-------- GIVEN ENTRIES --------

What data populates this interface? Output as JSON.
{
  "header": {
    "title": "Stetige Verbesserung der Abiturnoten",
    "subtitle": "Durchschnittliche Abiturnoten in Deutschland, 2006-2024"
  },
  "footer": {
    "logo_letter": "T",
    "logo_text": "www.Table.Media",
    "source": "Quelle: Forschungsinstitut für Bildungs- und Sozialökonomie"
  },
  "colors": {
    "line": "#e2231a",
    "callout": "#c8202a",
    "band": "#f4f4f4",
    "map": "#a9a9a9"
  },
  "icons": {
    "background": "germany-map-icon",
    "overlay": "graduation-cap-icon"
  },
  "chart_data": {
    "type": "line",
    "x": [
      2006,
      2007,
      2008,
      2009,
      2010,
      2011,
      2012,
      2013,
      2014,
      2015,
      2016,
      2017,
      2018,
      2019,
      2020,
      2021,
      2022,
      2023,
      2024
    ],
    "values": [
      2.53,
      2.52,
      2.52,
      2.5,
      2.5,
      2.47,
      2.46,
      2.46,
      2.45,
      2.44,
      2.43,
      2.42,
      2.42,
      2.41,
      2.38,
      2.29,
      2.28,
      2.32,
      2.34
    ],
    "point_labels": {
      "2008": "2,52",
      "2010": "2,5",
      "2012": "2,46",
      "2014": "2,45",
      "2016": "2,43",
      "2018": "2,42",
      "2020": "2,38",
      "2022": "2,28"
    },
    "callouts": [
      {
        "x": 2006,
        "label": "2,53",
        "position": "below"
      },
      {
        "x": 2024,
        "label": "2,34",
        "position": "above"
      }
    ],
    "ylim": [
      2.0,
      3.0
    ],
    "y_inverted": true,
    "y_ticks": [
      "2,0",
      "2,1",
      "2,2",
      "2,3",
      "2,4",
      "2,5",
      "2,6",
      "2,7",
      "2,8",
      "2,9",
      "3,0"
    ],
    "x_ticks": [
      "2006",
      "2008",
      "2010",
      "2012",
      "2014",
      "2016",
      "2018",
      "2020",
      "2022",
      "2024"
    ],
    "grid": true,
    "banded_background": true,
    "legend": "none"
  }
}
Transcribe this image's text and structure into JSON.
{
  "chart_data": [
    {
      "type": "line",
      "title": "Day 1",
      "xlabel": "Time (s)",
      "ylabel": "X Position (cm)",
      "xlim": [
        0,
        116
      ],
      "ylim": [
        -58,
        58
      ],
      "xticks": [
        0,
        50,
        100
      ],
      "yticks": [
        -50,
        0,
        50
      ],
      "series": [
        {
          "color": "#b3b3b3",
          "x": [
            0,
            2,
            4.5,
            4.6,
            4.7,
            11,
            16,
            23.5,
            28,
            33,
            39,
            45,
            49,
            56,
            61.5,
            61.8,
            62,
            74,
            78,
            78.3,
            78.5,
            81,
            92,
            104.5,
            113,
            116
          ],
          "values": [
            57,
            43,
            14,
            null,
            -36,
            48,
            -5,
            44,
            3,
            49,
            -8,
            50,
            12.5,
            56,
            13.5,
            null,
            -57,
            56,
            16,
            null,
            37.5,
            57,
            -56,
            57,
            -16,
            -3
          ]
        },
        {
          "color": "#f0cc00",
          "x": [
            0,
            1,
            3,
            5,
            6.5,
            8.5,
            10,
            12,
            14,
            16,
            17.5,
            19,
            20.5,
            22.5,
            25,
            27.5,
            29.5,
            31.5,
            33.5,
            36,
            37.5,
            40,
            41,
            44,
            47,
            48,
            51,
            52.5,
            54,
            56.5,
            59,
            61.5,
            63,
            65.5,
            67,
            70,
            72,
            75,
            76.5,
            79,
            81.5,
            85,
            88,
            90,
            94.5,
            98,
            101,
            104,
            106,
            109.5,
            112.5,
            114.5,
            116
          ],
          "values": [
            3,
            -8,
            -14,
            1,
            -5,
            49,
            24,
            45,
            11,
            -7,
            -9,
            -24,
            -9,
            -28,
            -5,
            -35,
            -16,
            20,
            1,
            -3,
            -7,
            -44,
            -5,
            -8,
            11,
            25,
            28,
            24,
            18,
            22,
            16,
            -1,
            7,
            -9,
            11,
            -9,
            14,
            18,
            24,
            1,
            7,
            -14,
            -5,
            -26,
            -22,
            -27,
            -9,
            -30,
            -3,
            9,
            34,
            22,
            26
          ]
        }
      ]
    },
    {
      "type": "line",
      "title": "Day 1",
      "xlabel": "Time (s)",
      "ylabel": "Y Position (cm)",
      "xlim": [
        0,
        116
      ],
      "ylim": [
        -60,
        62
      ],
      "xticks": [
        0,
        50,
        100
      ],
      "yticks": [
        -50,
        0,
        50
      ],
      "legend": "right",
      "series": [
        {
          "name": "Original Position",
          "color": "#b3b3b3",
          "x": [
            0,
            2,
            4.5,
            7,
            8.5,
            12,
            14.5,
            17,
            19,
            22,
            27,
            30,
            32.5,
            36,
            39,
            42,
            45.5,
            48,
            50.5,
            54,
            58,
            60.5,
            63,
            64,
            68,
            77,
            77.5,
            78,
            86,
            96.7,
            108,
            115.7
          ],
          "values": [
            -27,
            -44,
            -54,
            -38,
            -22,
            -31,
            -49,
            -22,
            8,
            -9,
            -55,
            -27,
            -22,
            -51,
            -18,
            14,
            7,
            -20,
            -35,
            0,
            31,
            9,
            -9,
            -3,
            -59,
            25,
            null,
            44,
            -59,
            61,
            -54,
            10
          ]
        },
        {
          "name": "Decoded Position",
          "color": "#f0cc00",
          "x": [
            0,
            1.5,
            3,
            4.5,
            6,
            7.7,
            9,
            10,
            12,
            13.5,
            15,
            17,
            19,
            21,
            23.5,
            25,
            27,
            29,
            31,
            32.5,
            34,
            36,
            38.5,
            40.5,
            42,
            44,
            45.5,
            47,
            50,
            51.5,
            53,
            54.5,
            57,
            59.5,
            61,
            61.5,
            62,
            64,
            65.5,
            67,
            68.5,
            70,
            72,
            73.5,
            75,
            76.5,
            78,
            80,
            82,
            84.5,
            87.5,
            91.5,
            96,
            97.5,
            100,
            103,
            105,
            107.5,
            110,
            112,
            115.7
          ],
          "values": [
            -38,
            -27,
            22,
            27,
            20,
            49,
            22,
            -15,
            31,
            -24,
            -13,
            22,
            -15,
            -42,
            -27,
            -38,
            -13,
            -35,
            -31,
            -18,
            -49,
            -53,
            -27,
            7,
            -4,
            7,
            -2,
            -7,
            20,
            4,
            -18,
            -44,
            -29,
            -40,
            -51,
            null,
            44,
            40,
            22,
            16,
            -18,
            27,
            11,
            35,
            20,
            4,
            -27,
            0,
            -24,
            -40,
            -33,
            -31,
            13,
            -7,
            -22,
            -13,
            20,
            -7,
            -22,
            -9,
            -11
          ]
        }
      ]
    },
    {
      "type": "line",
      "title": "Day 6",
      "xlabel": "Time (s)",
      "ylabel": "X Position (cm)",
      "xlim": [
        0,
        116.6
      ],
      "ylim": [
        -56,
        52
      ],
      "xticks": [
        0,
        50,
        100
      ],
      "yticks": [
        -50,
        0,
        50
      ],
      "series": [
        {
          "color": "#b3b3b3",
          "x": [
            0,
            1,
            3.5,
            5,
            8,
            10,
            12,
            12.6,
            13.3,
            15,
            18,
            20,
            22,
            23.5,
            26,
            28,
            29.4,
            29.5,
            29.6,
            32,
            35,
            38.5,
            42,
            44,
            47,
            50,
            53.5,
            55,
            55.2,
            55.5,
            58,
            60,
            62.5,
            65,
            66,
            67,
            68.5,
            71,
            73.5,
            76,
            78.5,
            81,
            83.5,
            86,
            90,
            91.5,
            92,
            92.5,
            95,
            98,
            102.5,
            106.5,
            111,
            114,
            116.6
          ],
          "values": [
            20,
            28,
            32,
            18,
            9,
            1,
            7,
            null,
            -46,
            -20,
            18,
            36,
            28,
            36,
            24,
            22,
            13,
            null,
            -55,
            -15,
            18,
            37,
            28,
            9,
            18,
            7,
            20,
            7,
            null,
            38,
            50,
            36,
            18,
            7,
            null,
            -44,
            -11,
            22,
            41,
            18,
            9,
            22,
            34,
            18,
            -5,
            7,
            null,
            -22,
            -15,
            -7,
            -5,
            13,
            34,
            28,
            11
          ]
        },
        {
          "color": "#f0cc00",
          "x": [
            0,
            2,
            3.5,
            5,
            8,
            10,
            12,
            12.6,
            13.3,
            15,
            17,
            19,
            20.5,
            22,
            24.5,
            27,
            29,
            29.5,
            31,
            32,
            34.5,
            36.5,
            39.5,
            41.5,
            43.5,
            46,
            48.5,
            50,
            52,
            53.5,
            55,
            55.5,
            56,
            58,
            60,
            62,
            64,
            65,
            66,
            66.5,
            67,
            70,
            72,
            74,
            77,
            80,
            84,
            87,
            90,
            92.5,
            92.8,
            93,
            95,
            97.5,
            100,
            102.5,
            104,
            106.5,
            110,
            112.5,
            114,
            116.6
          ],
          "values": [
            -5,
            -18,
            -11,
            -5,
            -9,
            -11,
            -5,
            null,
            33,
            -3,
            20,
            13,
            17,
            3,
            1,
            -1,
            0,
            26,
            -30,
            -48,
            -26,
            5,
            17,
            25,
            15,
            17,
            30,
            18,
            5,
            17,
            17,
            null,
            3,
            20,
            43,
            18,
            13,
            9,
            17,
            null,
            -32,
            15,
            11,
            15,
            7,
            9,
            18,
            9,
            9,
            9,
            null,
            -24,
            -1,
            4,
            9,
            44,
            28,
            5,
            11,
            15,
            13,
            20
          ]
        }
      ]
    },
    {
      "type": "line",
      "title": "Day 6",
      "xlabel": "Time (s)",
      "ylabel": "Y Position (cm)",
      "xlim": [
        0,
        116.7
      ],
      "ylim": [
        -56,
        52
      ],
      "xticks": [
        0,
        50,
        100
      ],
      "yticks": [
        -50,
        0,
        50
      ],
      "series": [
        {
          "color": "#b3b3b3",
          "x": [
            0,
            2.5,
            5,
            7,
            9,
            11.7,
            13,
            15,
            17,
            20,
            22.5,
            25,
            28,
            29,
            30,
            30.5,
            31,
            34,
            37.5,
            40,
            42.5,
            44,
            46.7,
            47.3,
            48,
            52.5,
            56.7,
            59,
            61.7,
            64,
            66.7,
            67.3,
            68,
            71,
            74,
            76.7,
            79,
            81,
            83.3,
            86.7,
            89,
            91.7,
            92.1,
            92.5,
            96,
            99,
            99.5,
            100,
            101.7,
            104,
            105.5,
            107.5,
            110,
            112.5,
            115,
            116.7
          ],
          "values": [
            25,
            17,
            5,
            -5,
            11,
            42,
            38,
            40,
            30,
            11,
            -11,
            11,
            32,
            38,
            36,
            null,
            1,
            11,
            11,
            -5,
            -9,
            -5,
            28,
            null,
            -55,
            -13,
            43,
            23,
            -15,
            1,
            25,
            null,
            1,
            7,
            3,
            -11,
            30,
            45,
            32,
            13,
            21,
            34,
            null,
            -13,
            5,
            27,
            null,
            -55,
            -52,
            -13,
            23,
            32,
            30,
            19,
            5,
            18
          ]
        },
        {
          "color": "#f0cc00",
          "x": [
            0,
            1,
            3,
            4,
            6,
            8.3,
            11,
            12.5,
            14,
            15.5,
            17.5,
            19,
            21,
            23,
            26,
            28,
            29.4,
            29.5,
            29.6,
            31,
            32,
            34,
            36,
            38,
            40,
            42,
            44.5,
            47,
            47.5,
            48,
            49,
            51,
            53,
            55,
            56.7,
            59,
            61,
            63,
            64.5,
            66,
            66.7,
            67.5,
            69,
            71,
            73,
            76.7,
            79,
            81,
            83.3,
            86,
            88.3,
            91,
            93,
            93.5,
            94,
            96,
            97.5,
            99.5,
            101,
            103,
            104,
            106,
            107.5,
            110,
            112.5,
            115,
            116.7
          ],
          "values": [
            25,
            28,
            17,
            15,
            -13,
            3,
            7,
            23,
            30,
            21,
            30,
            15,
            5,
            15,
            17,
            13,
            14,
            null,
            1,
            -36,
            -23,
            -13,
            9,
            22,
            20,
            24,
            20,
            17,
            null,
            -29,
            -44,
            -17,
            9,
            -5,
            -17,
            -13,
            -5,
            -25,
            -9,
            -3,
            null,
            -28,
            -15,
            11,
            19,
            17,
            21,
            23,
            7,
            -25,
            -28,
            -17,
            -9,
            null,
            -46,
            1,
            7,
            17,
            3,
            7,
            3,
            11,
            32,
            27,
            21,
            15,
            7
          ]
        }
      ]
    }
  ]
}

--------

▶ **TO BE DONE**
Find each line holding the word "JSON" and copy it.

▶ **WRITTEN SOLUTION**
What data populates this interface? Output as JSON.
Transcribe this image's text and structure into JSON.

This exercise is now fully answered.